• WHAT IS ASKED: Look through the material below. Copy every line with the string "marker" in it.
--- BEGIN ITEMS ---
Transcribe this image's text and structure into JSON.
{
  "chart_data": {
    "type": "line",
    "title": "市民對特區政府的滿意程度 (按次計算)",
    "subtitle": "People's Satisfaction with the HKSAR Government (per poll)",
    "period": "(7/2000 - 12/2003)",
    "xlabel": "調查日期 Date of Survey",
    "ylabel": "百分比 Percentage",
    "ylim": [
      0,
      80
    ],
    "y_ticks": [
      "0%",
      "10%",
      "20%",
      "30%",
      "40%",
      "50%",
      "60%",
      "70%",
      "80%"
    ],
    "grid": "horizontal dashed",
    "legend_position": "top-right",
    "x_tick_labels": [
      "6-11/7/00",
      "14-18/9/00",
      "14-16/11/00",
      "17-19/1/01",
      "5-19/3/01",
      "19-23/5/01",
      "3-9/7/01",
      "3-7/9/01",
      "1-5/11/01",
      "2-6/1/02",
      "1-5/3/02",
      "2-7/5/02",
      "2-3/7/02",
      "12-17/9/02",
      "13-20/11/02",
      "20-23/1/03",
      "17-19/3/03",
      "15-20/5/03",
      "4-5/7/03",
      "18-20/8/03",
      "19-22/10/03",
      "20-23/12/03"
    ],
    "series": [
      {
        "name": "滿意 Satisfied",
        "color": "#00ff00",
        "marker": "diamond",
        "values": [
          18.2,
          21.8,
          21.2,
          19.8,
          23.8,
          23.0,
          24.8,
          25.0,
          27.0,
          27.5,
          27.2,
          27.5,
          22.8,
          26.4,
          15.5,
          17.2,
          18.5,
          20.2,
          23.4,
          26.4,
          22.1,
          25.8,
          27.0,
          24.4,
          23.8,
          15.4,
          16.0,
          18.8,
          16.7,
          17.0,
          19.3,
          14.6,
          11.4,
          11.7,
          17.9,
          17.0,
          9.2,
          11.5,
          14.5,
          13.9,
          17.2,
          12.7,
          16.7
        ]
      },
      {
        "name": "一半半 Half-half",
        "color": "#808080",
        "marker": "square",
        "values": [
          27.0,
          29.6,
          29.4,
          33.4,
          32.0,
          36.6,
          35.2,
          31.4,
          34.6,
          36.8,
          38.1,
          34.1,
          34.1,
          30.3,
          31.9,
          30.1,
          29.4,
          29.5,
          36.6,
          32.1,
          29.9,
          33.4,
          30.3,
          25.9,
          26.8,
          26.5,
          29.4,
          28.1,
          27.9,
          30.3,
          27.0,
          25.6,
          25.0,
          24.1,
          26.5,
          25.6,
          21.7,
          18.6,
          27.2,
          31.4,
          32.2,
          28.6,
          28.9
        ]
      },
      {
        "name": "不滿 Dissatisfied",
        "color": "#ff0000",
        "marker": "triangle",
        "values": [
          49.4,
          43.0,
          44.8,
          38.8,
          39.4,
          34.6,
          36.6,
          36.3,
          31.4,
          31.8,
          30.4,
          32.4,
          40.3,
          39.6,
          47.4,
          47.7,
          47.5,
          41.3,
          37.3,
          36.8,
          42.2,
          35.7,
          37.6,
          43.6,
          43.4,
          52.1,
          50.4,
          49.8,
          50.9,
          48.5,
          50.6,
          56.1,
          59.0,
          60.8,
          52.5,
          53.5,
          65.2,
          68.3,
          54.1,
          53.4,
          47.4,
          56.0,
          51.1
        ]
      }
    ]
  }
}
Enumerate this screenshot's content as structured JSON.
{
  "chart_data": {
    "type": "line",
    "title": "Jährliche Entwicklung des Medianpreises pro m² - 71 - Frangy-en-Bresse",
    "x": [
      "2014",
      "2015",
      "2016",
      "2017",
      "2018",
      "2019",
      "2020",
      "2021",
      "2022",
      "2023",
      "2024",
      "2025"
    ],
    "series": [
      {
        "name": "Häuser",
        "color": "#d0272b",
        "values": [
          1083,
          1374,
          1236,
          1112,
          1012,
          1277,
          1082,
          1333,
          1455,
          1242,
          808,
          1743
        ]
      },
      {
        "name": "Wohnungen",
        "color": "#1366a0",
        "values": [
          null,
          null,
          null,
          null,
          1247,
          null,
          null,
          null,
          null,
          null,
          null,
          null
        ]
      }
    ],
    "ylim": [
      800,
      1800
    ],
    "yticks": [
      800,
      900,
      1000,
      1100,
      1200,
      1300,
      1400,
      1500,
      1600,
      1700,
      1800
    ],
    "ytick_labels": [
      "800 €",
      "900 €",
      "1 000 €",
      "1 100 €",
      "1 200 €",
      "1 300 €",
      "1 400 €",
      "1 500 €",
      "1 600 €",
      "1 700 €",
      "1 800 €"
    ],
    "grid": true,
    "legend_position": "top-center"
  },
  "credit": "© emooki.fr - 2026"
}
--- END ITEMS ---
• THE RESULT:
        "marker": "diamond",
        "marker": "square",
        "marker": "triangle",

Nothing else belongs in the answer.